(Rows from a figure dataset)
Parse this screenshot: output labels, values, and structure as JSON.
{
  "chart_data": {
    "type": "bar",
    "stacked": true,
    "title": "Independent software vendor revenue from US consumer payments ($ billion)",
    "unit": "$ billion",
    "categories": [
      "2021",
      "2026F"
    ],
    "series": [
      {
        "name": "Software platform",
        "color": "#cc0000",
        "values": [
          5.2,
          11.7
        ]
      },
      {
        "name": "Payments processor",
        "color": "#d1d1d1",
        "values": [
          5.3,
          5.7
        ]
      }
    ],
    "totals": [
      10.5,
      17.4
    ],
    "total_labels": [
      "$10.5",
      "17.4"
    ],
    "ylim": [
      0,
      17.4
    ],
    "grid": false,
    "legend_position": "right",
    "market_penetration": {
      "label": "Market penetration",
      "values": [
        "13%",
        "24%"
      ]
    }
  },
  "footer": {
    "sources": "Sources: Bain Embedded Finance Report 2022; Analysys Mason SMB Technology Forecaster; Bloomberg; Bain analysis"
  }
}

What to do:
Copy the records above exactly as they appear.

Exercise output:
Parse this screenshot: output labels, values, and structure as JSON.
{
  "chart_data": {
    "type": "bar",
    "stacked": true,
    "title": "Independent software vendor revenue from US consumer payments ($ billion)",
    "unit": "$ billion",
    "categories": [
      "2021",
      "2026F"
    ],
    "series": [
      {
        "name": "Software platform",
        "color": "#cc0000",
        "values": [
          5.2,
          11.7
        ]
      },
      {
        "name": "Payments processor",
        "color": "#d1d1d1",
        "values": [
          5.3,
          5.7
        ]
      }
    ],
    "totals": [
      10.5,
      17.4
    ],
    "total_labels": [
      "$10.5",
      "17.4"
    ],
    "ylim": [
      0,
      17.4
    ],
    "grid": false,
    "legend_position": "right",
    "market_penetration": {
      "label": "Market penetration",
      "values": [
        "13%",
        "24%"
      ]
    }
  },
  "footer": {
    "sources": "Sources: Bain Embedded Finance Report 2022; Analysys Mason SMB Technology Forecaster; Bloomberg; Bain analysis"
  }
}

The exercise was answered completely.